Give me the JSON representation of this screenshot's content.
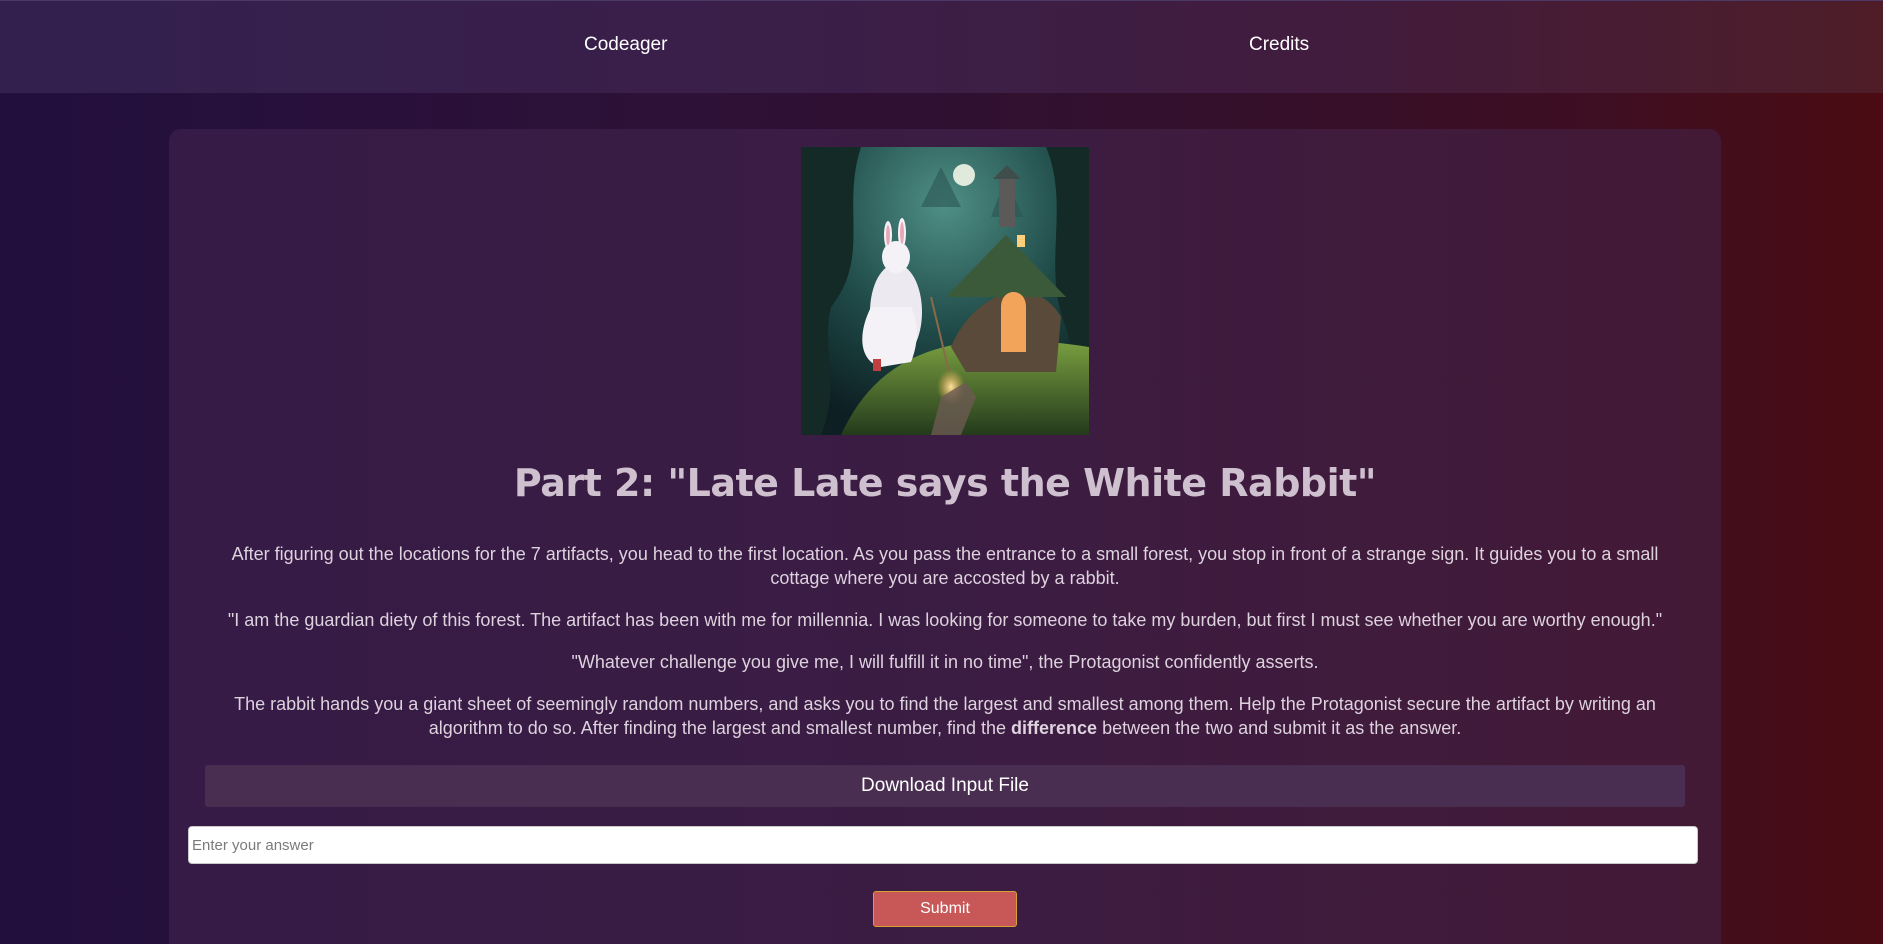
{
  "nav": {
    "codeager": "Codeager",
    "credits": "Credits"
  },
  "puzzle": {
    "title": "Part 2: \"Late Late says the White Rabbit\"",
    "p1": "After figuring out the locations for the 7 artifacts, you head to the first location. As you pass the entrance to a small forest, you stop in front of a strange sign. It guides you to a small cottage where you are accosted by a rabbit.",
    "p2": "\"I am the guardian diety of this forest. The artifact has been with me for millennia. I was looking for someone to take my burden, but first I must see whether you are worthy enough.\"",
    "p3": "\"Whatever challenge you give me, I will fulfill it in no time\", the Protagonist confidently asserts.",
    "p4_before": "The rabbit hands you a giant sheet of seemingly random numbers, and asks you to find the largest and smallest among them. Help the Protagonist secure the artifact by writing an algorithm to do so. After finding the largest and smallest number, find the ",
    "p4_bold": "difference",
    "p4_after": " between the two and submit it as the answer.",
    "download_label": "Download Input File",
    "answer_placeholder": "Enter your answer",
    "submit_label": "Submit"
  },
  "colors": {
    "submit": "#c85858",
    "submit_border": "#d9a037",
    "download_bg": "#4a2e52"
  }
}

*WHAT IS EXPECTED*
Without the pictures, transcribe the listing above exactly.

*FULL SOLUTION*
Give me the JSON representation of this screenshot's content.
{
  "nav": {
    "codeager": "Codeager",
    "credits": "Credits"
  },
  "puzzle": {
    "title": "Part 2: \"Late Late says the White Rabbit\"",
    "p1": "After figuring out the locations for the 7 artifacts, you head to the first location. As you pass the entrance to a small forest, you stop in front of a strange sign. It guides you to a small cottage where you are accosted by a rabbit.",
    "p2": "\"I am the guardian diety of this forest. The artifact has been with me for millennia. I was looking for someone to take my burden, but first I must see whether you are worthy enough.\"",
    "p3": "\"Whatever challenge you give me, I will fulfill it in no time\", the Protagonist confidently asserts.",
    "p4_before": "The rabbit hands you a giant sheet of seemingly random numbers, and asks you to find the largest and smallest among them. Help the Protagonist secure the artifact by writing an algorithm to do so. After finding the largest and smallest number, find the ",
    "p4_bold": "difference",
    "p4_after": " between the two and submit it as the answer.",
    "download_label": "Download Input File",
    "answer_placeholder": "Enter your answer",
    "submit_label": "Submit"
  },
  "colors": {
    "submit": "#c85858",
    "submit_border": "#d9a037",
    "download_bg": "#4a2e52"
  }
}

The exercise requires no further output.